Give the listing again character for character, but drop the images.

Data
________________________________________

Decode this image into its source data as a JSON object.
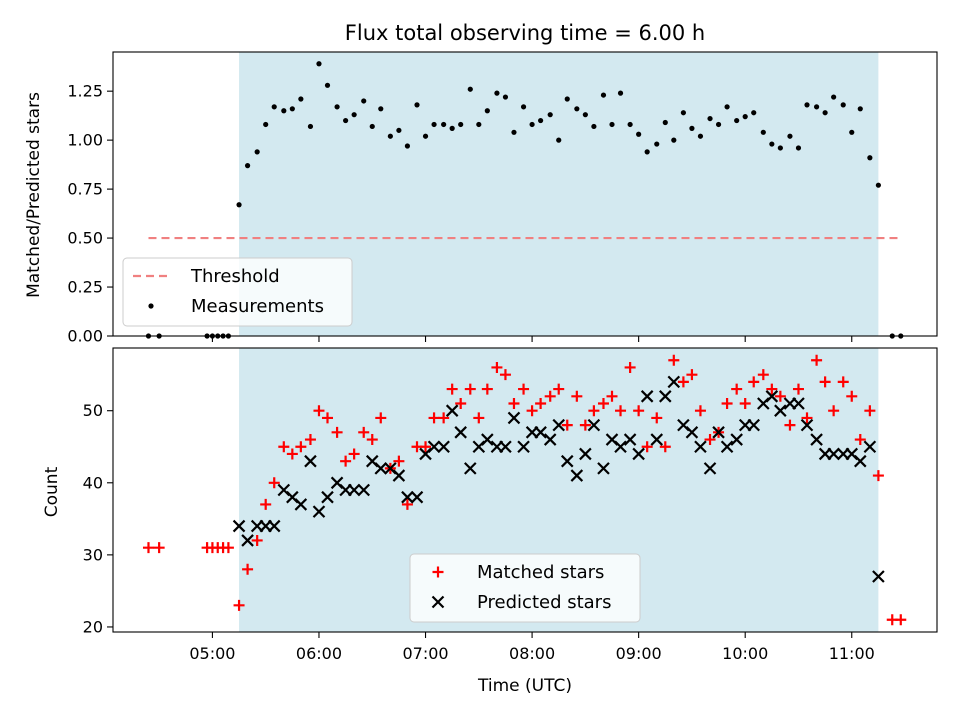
{
  "chart_data": {
    "title": "Flux total observing time = 6.00 h",
    "xlabel": "Time (UTC)",
    "x_ticks": [
      "05:00",
      "06:00",
      "07:00",
      "08:00",
      "09:00",
      "10:00",
      "11:00"
    ],
    "xlim_hours": [
      4.067,
      11.8
    ],
    "shaded_interval_hours": [
      5.25,
      11.25
    ],
    "colors": {
      "shade": "#d3e9f0",
      "threshold": "#f08080",
      "measurements": "#000000",
      "matched": "#ff0000",
      "predicted": "#000000"
    },
    "panels": [
      {
        "type": "scatter",
        "ylabel": "Matched/Predicted stars",
        "ylim": [
          0,
          1.45
        ],
        "y_ticks": [
          "0.00",
          "0.25",
          "0.50",
          "0.75",
          "1.00",
          "1.25"
        ],
        "legend": {
          "position": "lower-left",
          "entries": [
            "Threshold",
            "Measurements"
          ]
        },
        "threshold": {
          "name": "Threshold",
          "value": 0.5,
          "x_range": [
            4.4,
            11.45
          ]
        },
        "series": [
          {
            "name": "Measurements",
            "marker": "dot",
            "x": [
              4.4,
              4.5,
              4.95,
              5.0,
              5.05,
              5.1,
              5.15,
              5.25,
              5.33,
              5.42,
              5.5,
              5.58,
              5.67,
              5.75,
              5.83,
              5.92,
              6.0,
              6.08,
              6.17,
              6.25,
              6.33,
              6.42,
              6.5,
              6.58,
              6.67,
              6.75,
              6.83,
              6.92,
              7.0,
              7.08,
              7.17,
              7.25,
              7.33,
              7.42,
              7.5,
              7.58,
              7.67,
              7.75,
              7.83,
              7.92,
              8.0,
              8.08,
              8.17,
              8.25,
              8.33,
              8.42,
              8.5,
              8.58,
              8.67,
              8.75,
              8.83,
              8.92,
              9.0,
              9.08,
              9.17,
              9.25,
              9.33,
              9.42,
              9.5,
              9.58,
              9.67,
              9.75,
              9.83,
              9.92,
              10.0,
              10.08,
              10.17,
              10.25,
              10.33,
              10.42,
              10.5,
              10.58,
              10.67,
              10.75,
              10.83,
              10.92,
              11.0,
              11.08,
              11.17,
              11.25,
              11.38,
              11.46
            ],
            "y": [
              0,
              0,
              0,
              0,
              0,
              0,
              0,
              0.67,
              0.87,
              0.94,
              1.08,
              1.17,
              1.15,
              1.16,
              1.21,
              1.07,
              1.39,
              1.28,
              1.17,
              1.1,
              1.13,
              1.2,
              1.07,
              1.16,
              1.02,
              1.05,
              0.97,
              1.18,
              1.02,
              1.08,
              1.08,
              1.06,
              1.08,
              1.26,
              1.08,
              1.15,
              1.24,
              1.22,
              1.04,
              1.17,
              1.08,
              1.1,
              1.13,
              1.0,
              1.21,
              1.16,
              1.13,
              1.07,
              1.23,
              1.08,
              1.24,
              1.08,
              1.03,
              0.94,
              0.98,
              1.09,
              1.0,
              1.14,
              1.06,
              1.02,
              1.11,
              1.08,
              1.17,
              1.1,
              1.12,
              1.14,
              1.04,
              0.98,
              0.96,
              1.02,
              0.96,
              1.18,
              1.17,
              1.14,
              1.22,
              1.18,
              1.04,
              1.16,
              0.91,
              0.77,
              0,
              0
            ]
          }
        ]
      },
      {
        "type": "scatter",
        "ylabel": "Count",
        "ylim": [
          19.3,
          58.7
        ],
        "y_ticks": [
          "20",
          "30",
          "40",
          "50"
        ],
        "legend": {
          "position": "lower-center",
          "entries": [
            "Matched stars",
            "Predicted stars"
          ]
        },
        "series": [
          {
            "name": "Matched stars",
            "marker": "plus",
            "x": [
              4.4,
              4.5,
              4.95,
              5.0,
              5.05,
              5.1,
              5.15,
              5.25,
              5.33,
              5.42,
              5.5,
              5.58,
              5.67,
              5.75,
              5.83,
              5.92,
              6.0,
              6.08,
              6.17,
              6.25,
              6.33,
              6.42,
              6.5,
              6.58,
              6.67,
              6.75,
              6.83,
              6.92,
              7.0,
              7.08,
              7.17,
              7.25,
              7.33,
              7.42,
              7.5,
              7.58,
              7.67,
              7.75,
              7.83,
              7.92,
              8.0,
              8.08,
              8.17,
              8.25,
              8.33,
              8.42,
              8.5,
              8.58,
              8.67,
              8.75,
              8.83,
              8.92,
              9.0,
              9.08,
              9.17,
              9.25,
              9.33,
              9.42,
              9.5,
              9.58,
              9.67,
              9.75,
              9.83,
              9.92,
              10.0,
              10.08,
              10.17,
              10.25,
              10.33,
              10.42,
              10.5,
              10.58,
              10.67,
              10.75,
              10.83,
              10.92,
              11.0,
              11.08,
              11.17,
              11.25,
              11.38,
              11.46
            ],
            "y": [
              31,
              31,
              31,
              31,
              31,
              31,
              31,
              23,
              28,
              32,
              37,
              40,
              45,
              44,
              45,
              46,
              50,
              49,
              47,
              43,
              44,
              47,
              46,
              49,
              42,
              43,
              37,
              45,
              45,
              49,
              49,
              53,
              51,
              53,
              49,
              53,
              56,
              55,
              51,
              53,
              50,
              51,
              52,
              53,
              48,
              52,
              48,
              50,
              51,
              52,
              50,
              56,
              50,
              45,
              49,
              45,
              57,
              54,
              55,
              50,
              46,
              47,
              51,
              53,
              51,
              54,
              55,
              53,
              52,
              48,
              53,
              49,
              57,
              54,
              50,
              54,
              52,
              46,
              50,
              41,
              21,
              21
            ]
          },
          {
            "name": "Predicted stars",
            "marker": "x",
            "x": [
              5.25,
              5.33,
              5.42,
              5.5,
              5.58,
              5.67,
              5.75,
              5.83,
              5.92,
              6.0,
              6.08,
              6.17,
              6.25,
              6.33,
              6.42,
              6.5,
              6.58,
              6.67,
              6.75,
              6.83,
              6.92,
              7.0,
              7.08,
              7.17,
              7.25,
              7.33,
              7.42,
              7.5,
              7.58,
              7.67,
              7.75,
              7.83,
              7.92,
              8.0,
              8.08,
              8.17,
              8.25,
              8.33,
              8.42,
              8.5,
              8.58,
              8.67,
              8.75,
              8.83,
              8.92,
              9.0,
              9.08,
              9.17,
              9.25,
              9.33,
              9.42,
              9.5,
              9.58,
              9.67,
              9.75,
              9.83,
              9.92,
              10.0,
              10.08,
              10.17,
              10.25,
              10.33,
              10.42,
              10.5,
              10.58,
              10.67,
              10.75,
              10.83,
              10.92,
              11.0,
              11.08,
              11.17,
              11.25
            ],
            "y": [
              34,
              32,
              34,
              34,
              34,
              39,
              38,
              37,
              43,
              36,
              38,
              40,
              39,
              39,
              39,
              43,
              42,
              42,
              41,
              38,
              38,
              44,
              45,
              45,
              50,
              47,
              42,
              45,
              46,
              45,
              45,
              49,
              45,
              47,
              47,
              46,
              48,
              43,
              41,
              44,
              48,
              42,
              46,
              45,
              46,
              44,
              52,
              46,
              52,
              54,
              48,
              47,
              45,
              42,
              47,
              45,
              46,
              48,
              48,
              51,
              52,
              50,
              51,
              51,
              48,
              46,
              44,
              44,
              44,
              44,
              43,
              45,
              27
            ]
          }
        ]
      }
    ]
  }
}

________________________________________

Written answer
Decode this image into its source data as a JSON object.
{
  "chart_data": {
    "title": "Flux total observing time = 6.00 h",
    "xlabel": "Time (UTC)",
    "x_ticks": [
      "05:00",
      "06:00",
      "07:00",
      "08:00",
      "09:00",
      "10:00",
      "11:00"
    ],
    "xlim_hours": [
      4.067,
      11.8
    ],
    "shaded_interval_hours": [
      5.25,
      11.25
    ],
    "colors": {
      "shade": "#d3e9f0",
      "threshold": "#f08080",
      "measurements": "#000000",
      "matched": "#ff0000",
      "predicted": "#000000"
    },
    "panels": [
      {
        "type": "scatter",
        "ylabel": "Matched/Predicted stars",
        "ylim": [
          0,
          1.45
        ],
        "y_ticks": [
          "0.00",
          "0.25",
          "0.50",
          "0.75",
          "1.00",
          "1.25"
        ],
        "legend": {
          "position": "lower-left",
          "entries": [
            "Threshold",
            "Measurements"
          ]
        },
        "threshold": {
          "name": "Threshold",
          "value": 0.5,
          "x_range": [
            4.4,
            11.45
          ]
        },
        "series": [
          {
            "name": "Measurements",
            "marker": "dot",
            "x": [
              4.4,
              4.5,
              4.95,
              5.0,
              5.05,
              5.1,
              5.15,
              5.25,
              5.33,
              5.42,
              5.5,
              5.58,
              5.67,
              5.75,
              5.83,
              5.92,
              6.0,
              6.08,
              6.17,
              6.25,
              6.33,
              6.42,
              6.5,
              6.58,
              6.67,
              6.75,
              6.83,
              6.92,
              7.0,
              7.08,
              7.17,
              7.25,
              7.33,
              7.42,
              7.5,
              7.58,
              7.67,
              7.75,
              7.83,
              7.92,
              8.0,
              8.08,
              8.17,
              8.25,
              8.33,
              8.42,
              8.5,
              8.58,
              8.67,
              8.75,
              8.83,
              8.92,
              9.0,
              9.08,
              9.17,
              9.25,
              9.33,
              9.42,
              9.5,
              9.58,
              9.67,
              9.75,
              9.83,
              9.92,
              10.0,
              10.08,
              10.17,
              10.25,
              10.33,
              10.42,
              10.5,
              10.58,
              10.67,
              10.75,
              10.83,
              10.92,
              11.0,
              11.08,
              11.17,
              11.25,
              11.38,
              11.46
            ],
            "y": [
              0,
              0,
              0,
              0,
              0,
              0,
              0,
              0.67,
              0.87,
              0.94,
              1.08,
              1.17,
              1.15,
              1.16,
              1.21,
              1.07,
              1.39,
              1.28,
              1.17,
              1.1,
              1.13,
              1.2,
              1.07,
              1.16,
              1.02,
              1.05,
              0.97,
              1.18,
              1.02,
              1.08,
              1.08,
              1.06,
              1.08,
              1.26,
              1.08,
              1.15,
              1.24,
              1.22,
              1.04,
              1.17,
              1.08,
              1.1,
              1.13,
              1.0,
              1.21,
              1.16,
              1.13,
              1.07,
              1.23,
              1.08,
              1.24,
              1.08,
              1.03,
              0.94,
              0.98,
              1.09,
              1.0,
              1.14,
              1.06,
              1.02,
              1.11,
              1.08,
              1.17,
              1.1,
              1.12,
              1.14,
              1.04,
              0.98,
              0.96,
              1.02,
              0.96,
              1.18,
              1.17,
              1.14,
              1.22,
              1.18,
              1.04,
              1.16,
              0.91,
              0.77,
              0,
              0
            ]
          }
        ]
      },
      {
        "type": "scatter",
        "ylabel": "Count",
        "ylim": [
          19.3,
          58.7
        ],
        "y_ticks": [
          "20",
          "30",
          "40",
          "50"
        ],
        "legend": {
          "position": "lower-center",
          "entries": [
            "Matched stars",
            "Predicted stars"
          ]
        },
        "series": [
          {
            "name": "Matched stars",
            "marker": "plus",
            "x": [
              4.4,
              4.5,
              4.95,
              5.0,
              5.05,
              5.1,
              5.15,
              5.25,
              5.33,
              5.42,
              5.5,
              5.58,
              5.67,
              5.75,
              5.83,
              5.92,
              6.0,
              6.08,
              6.17,
              6.25,
              6.33,
              6.42,
              6.5,
              6.58,
              6.67,
              6.75,
              6.83,
              6.92,
              7.0,
              7.08,
              7.17,
              7.25,
              7.33,
              7.42,
              7.5,
              7.58,
              7.67,
              7.75,
              7.83,
              7.92,
              8.0,
              8.08,
              8.17,
              8.25,
              8.33,
              8.42,
              8.5,
              8.58,
              8.67,
              8.75,
              8.83,
              8.92,
              9.0,
              9.08,
              9.17,
              9.25,
              9.33,
              9.42,
              9.5,
              9.58,
              9.67,
              9.75,
              9.83,
              9.92,
              10.0,
              10.08,
              10.17,
              10.25,
              10.33,
              10.42,
              10.5,
              10.58,
              10.67,
              10.75,
              10.83,
              10.92,
              11.0,
              11.08,
              11.17,
              11.25,
              11.38,
              11.46
            ],
            "y": [
              31,
              31,
              31,
              31,
              31,
              31,
              31,
              23,
              28,
              32,
              37,
              40,
              45,
              44,
              45,
              46,
              50,
              49,
              47,
              43,
              44,
              47,
              46,
              49,
              42,
              43,
              37,
              45,
              45,
              49,
              49,
              53,
              51,
              53,
              49,
              53,
              56,
              55,
              51,
              53,
              50,
              51,
              52,
              53,
              48,
              52,
              48,
              50,
              51,
              52,
              50,
              56,
              50,
              45,
              49,
              45,
              57,
              54,
              55,
              50,
              46,
              47,
              51,
              53,
              51,
              54,
              55,
              53,
              52,
              48,
              53,
              49,
              57,
              54,
              50,
              54,
              52,
              46,
              50,
              41,
              21,
              21
            ]
          },
          {
            "name": "Predicted stars",
            "marker": "x",
            "x": [
              5.25,
              5.33,
              5.42,
              5.5,
              5.58,
              5.67,
              5.75,
              5.83,
              5.92,
              6.0,
              6.08,
              6.17,
              6.25,
              6.33,
              6.42,
              6.5,
              6.58,
              6.67,
              6.75,
              6.83,
              6.92,
              7.0,
              7.08,
              7.17,
              7.25,
              7.33,
              7.42,
              7.5,
              7.58,
              7.67,
              7.75,
              7.83,
              7.92,
              8.0,
              8.08,
              8.17,
              8.25,
              8.33,
              8.42,
              8.5,
              8.58,
              8.67,
              8.75,
              8.83,
              8.92,
              9.0,
              9.08,
              9.17,
              9.25,
              9.33,
              9.42,
              9.5,
              9.58,
              9.67,
              9.75,
              9.83,
              9.92,
              10.0,
              10.08,
              10.17,
              10.25,
              10.33,
              10.42,
              10.5,
              10.58,
              10.67,
              10.75,
              10.83,
              10.92,
              11.0,
              11.08,
              11.17,
              11.25
            ],
            "y": [
              34,
              32,
              34,
              34,
              34,
              39,
              38,
              37,
              43,
              36,
              38,
              40,
              39,
              39,
              39,
              43,
              42,
              42,
              41,
              38,
              38,
              44,
              45,
              45,
              50,
              47,
              42,
              45,
              46,
              45,
              45,
              49,
              45,
              47,
              47,
              46,
              48,
              43,
              41,
              44,
              48,
              42,
              46,
              45,
              46,
              44,
              52,
              46,
              52,
              54,
              48,
              47,
              45,
              42,
              47,
              45,
              46,
              48,
              48,
              51,
              52,
              50,
              51,
              51,
              48,
              46,
              44,
              44,
              44,
              44,
              43,
              45,
              27
            ]
          }
        ]
      }
    ]
  }
}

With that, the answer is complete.